======== Предложенный отрывок ========

Иоганн дулся на Чумандрина с месяц, а потом принял его приглашение пойти попариться в баню на Большом Казачьем и этим дружеским компромиссом как бы признал закономерность своего поражения. Слава богу, больше ни он, ни Капков пьес из великосветской жизни не писали.
Перед войной мы написали с ним сценарий о подводниках — на материалах финской войны, участником которой он был и за которую его наградили орденом Красной Звезды. Потом сценарий уехал в Алма-Ату вместе со студией, я потерял его из виду. Фильм появился, снятый Александром Ивановым в Баку, в сорок третьем. Иоганна Зельцера уже давно не было в живых. Фильм назывался «Подводная лодка «Т-9».

======== Записи данных ========

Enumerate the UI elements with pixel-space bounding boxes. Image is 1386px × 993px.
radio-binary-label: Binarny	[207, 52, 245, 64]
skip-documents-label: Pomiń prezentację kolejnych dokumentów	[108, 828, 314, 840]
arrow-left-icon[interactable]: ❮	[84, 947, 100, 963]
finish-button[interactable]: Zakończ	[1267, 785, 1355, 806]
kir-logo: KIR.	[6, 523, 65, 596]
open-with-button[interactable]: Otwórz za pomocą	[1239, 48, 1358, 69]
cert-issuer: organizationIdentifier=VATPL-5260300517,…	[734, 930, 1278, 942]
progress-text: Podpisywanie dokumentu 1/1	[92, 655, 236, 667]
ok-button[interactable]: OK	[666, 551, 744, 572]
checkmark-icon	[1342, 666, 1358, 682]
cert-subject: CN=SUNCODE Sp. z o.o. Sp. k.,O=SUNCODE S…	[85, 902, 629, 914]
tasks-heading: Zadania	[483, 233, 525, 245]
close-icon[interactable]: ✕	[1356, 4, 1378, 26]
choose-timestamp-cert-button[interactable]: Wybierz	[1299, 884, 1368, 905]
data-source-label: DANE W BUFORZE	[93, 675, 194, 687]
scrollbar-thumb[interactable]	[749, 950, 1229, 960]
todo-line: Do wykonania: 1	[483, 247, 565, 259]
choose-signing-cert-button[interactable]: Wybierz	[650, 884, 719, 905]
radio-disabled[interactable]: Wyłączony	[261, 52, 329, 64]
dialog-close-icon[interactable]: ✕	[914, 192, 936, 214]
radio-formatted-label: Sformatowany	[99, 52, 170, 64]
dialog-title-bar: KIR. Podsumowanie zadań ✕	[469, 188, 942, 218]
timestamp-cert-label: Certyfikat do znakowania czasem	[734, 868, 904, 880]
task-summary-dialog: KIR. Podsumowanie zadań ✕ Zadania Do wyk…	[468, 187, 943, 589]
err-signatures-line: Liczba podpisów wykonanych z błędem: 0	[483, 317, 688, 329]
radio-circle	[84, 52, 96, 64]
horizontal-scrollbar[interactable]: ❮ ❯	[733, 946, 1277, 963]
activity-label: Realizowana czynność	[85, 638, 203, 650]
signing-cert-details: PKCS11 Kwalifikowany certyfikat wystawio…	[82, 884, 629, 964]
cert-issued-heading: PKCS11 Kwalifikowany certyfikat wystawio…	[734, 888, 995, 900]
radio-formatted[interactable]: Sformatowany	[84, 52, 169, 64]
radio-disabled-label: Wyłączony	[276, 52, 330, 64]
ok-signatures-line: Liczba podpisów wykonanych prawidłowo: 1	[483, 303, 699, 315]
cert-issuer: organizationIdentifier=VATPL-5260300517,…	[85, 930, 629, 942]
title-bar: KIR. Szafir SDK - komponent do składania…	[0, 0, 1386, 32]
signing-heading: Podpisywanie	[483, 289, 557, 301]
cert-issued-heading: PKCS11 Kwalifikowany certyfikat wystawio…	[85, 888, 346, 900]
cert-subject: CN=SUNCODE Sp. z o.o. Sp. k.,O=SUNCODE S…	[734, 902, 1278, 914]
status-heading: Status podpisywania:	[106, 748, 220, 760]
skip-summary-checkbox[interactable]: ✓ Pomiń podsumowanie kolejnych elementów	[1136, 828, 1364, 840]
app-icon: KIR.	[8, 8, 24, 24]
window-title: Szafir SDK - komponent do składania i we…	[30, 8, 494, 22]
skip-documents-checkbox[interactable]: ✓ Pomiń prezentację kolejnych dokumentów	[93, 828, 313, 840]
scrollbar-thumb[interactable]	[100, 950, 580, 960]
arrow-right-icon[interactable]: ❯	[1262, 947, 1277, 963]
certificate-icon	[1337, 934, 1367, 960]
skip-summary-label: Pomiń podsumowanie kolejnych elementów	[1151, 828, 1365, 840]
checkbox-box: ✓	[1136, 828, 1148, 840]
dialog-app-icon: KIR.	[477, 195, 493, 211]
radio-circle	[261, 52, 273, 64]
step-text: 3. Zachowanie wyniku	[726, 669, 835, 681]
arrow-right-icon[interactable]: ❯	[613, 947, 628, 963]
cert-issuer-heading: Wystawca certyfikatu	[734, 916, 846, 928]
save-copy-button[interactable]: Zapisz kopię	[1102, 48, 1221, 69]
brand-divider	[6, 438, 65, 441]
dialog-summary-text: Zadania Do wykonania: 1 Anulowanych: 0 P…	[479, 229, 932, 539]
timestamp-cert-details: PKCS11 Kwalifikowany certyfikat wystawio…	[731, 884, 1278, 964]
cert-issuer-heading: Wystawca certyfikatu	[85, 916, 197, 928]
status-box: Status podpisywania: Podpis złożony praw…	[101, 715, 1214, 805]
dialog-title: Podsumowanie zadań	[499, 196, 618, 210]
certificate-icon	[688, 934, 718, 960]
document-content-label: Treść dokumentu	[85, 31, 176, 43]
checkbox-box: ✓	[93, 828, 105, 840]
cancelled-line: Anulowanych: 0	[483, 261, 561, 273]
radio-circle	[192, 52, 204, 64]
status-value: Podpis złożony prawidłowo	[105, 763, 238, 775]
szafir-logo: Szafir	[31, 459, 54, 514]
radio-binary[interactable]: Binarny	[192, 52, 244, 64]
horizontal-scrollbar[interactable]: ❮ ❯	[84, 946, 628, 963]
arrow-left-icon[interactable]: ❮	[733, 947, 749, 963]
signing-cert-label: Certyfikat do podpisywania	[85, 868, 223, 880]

========

[Условие задания]
Перескажите, пожалуйста, короче и в виде списка абзац отрывка, который начинается словами «Перед войной мы написали». Сохраните его основные факты. Записи для работы не понадобятся.

[Решение задания]
- До войны был написан совместный сценарий о подводниках по материалам финской войны.
- Соавтор участвовал в этой войне и получил за неё орден Красной Звезды.
- Сценарий вместе со студией уехал в Алма-Ату, и его след потерялся.
- Фильм «Подводная лодка «Т-9» появился в сорок третьем году, его снял в Баку Александр Иванов.
- Иоганна Зельцера к тому времени уже давно не было в живых.